» **Stated problem**: Scan the material that follows. Copy every line containing the word "left".

[Records from a collection of figures]
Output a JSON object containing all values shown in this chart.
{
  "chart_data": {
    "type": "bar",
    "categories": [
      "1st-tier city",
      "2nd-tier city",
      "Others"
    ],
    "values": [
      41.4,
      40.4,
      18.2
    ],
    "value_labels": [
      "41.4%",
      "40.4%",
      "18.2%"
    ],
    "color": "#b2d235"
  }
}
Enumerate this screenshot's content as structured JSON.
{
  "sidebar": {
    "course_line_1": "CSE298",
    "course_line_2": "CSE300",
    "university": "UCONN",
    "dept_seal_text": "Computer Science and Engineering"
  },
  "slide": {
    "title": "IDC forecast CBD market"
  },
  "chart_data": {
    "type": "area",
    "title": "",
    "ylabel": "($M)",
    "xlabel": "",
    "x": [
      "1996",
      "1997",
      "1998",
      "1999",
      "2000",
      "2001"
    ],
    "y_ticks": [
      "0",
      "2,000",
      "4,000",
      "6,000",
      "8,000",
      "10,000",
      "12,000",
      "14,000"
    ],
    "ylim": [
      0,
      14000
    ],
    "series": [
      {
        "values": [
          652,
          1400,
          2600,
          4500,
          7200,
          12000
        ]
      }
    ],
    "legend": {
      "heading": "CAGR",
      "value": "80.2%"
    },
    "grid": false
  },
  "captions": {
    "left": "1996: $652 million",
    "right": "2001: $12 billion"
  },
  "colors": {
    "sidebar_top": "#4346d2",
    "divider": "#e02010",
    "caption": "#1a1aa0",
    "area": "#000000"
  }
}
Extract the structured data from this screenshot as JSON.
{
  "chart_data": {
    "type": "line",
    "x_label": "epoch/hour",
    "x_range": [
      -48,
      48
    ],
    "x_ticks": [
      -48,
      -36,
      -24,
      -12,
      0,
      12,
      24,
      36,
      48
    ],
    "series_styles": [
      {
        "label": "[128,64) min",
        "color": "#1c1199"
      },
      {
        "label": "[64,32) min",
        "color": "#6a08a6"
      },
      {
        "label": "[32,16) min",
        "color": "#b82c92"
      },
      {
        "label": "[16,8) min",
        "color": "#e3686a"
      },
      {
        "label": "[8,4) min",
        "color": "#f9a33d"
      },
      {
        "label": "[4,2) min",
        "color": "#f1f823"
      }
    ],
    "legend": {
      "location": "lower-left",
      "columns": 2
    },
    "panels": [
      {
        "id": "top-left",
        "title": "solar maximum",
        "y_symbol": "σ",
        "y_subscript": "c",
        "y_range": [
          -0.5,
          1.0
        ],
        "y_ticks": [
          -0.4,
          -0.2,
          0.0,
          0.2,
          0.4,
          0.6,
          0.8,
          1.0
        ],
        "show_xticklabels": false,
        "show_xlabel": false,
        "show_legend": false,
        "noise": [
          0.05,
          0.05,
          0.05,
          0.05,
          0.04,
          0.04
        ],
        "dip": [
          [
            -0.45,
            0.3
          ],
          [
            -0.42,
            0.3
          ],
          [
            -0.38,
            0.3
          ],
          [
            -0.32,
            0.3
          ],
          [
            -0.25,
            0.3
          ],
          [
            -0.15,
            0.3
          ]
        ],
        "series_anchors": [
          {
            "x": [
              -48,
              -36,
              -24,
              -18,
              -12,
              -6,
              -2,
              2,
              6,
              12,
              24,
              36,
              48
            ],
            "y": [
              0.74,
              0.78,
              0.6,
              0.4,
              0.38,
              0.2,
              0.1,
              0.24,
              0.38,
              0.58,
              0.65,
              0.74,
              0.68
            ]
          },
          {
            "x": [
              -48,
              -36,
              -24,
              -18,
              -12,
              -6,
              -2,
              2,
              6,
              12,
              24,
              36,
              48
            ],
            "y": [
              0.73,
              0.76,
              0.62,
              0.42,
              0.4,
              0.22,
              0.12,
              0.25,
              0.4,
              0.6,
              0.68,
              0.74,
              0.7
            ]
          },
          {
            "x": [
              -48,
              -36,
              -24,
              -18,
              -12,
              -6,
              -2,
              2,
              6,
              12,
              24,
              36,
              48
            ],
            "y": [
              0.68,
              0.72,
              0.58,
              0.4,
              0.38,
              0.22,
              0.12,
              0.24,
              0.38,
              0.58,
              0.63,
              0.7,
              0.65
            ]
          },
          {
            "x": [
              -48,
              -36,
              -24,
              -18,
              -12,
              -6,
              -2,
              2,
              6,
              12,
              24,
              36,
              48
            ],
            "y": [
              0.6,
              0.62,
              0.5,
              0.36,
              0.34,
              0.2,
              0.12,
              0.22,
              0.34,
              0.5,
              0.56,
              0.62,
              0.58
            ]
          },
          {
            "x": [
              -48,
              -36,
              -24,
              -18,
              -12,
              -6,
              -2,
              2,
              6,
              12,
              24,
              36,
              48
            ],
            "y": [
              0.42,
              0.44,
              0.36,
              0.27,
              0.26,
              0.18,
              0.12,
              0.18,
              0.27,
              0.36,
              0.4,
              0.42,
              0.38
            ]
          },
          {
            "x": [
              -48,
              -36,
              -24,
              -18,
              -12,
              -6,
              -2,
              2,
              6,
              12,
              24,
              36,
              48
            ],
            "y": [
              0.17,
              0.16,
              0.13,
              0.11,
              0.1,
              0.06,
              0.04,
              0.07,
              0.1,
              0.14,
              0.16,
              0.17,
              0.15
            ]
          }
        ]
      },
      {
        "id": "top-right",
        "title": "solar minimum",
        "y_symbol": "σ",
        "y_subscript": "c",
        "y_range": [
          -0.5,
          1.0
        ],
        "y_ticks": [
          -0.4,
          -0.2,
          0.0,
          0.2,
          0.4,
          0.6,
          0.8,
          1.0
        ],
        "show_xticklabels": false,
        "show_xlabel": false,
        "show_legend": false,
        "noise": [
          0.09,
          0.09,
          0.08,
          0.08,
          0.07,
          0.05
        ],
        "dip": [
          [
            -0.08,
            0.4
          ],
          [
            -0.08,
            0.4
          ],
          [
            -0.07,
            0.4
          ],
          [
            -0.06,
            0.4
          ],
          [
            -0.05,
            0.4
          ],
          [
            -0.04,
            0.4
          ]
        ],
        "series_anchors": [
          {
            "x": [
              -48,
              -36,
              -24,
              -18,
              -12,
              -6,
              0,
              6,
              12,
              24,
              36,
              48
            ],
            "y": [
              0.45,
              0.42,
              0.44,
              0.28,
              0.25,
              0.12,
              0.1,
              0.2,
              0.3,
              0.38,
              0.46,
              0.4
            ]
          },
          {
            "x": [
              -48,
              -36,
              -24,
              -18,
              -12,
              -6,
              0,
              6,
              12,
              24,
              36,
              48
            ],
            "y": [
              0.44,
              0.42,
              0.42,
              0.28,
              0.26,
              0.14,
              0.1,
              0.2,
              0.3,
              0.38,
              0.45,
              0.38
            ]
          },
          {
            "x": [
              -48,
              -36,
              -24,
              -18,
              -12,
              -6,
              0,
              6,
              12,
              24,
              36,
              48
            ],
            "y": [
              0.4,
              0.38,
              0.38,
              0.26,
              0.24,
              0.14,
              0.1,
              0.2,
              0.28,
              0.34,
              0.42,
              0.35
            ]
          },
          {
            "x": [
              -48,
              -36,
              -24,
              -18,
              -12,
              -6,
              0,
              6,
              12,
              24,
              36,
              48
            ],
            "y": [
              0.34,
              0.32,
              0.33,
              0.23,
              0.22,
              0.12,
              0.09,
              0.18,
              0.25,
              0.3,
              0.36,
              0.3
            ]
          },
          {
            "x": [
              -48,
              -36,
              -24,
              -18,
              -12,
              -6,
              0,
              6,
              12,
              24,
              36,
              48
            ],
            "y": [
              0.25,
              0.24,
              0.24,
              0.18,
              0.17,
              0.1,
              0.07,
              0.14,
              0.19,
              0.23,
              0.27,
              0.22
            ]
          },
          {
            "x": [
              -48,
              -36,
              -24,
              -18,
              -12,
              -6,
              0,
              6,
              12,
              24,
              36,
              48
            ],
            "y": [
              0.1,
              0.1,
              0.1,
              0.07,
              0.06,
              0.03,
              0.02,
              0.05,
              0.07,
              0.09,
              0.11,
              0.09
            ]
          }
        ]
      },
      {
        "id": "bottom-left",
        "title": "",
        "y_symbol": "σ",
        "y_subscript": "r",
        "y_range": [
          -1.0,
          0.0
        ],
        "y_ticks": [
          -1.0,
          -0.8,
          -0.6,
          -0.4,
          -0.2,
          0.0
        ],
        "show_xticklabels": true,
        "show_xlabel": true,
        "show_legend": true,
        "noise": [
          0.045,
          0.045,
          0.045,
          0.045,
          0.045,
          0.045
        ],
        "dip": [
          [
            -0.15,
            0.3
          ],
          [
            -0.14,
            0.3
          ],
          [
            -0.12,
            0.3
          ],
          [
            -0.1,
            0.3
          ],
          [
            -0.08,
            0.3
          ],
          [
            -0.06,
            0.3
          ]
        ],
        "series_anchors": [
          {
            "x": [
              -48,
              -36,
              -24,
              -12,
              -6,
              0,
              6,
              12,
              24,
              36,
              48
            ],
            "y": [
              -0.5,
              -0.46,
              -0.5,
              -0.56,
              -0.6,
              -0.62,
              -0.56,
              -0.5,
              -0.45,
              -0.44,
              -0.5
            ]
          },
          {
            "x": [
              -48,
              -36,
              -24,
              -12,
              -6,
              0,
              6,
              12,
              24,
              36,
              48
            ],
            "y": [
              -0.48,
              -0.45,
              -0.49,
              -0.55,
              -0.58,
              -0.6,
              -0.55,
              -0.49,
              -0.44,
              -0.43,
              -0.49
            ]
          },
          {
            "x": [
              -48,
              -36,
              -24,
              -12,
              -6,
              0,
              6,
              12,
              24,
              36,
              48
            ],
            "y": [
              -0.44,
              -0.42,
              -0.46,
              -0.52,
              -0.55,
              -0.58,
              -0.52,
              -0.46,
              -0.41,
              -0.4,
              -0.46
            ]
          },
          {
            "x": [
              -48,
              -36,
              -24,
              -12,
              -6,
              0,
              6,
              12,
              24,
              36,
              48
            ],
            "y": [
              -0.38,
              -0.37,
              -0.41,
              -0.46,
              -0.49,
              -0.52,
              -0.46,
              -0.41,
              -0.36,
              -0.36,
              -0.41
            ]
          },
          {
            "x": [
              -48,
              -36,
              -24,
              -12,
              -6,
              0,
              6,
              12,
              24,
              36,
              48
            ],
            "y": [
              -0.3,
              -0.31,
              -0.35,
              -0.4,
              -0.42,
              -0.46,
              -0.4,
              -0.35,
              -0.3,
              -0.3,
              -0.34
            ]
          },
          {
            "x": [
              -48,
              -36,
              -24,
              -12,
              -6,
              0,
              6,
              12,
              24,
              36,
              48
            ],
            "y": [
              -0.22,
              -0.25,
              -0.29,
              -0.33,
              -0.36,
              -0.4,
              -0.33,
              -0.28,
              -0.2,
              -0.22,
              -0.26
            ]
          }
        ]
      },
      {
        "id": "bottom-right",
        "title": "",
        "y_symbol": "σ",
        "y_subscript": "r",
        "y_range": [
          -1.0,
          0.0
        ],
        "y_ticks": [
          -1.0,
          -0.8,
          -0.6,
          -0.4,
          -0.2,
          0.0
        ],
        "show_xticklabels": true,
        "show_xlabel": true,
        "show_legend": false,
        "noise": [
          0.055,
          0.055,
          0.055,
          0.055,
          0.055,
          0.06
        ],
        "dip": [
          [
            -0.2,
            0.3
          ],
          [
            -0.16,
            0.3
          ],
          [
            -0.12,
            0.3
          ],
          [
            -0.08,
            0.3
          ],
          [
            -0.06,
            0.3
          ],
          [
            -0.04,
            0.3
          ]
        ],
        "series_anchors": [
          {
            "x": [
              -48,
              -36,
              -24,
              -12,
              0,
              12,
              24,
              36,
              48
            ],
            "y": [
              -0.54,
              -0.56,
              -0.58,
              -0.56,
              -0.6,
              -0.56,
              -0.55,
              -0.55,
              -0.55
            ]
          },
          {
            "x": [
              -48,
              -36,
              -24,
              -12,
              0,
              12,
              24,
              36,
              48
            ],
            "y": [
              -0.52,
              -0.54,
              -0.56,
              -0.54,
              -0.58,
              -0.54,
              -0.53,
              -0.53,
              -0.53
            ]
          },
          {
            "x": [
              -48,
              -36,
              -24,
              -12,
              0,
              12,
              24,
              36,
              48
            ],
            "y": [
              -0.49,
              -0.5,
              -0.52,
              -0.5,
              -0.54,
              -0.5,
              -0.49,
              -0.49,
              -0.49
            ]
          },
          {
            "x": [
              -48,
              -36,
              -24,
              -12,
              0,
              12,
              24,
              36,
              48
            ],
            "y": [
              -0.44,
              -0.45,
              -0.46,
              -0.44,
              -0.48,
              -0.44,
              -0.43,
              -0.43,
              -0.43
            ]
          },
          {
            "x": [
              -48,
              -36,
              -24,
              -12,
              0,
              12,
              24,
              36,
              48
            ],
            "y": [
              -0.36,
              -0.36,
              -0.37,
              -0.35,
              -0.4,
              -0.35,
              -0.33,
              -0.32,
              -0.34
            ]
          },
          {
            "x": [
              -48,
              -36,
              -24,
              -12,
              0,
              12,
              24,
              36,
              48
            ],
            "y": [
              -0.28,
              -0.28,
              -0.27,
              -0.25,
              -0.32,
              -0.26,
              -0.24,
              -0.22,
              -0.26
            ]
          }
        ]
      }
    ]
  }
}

» **Result of this task**:
    "left": "1996: $652 million",
      "location": "lower-left",
        "id": "top-left",
        "id": "bottom-left",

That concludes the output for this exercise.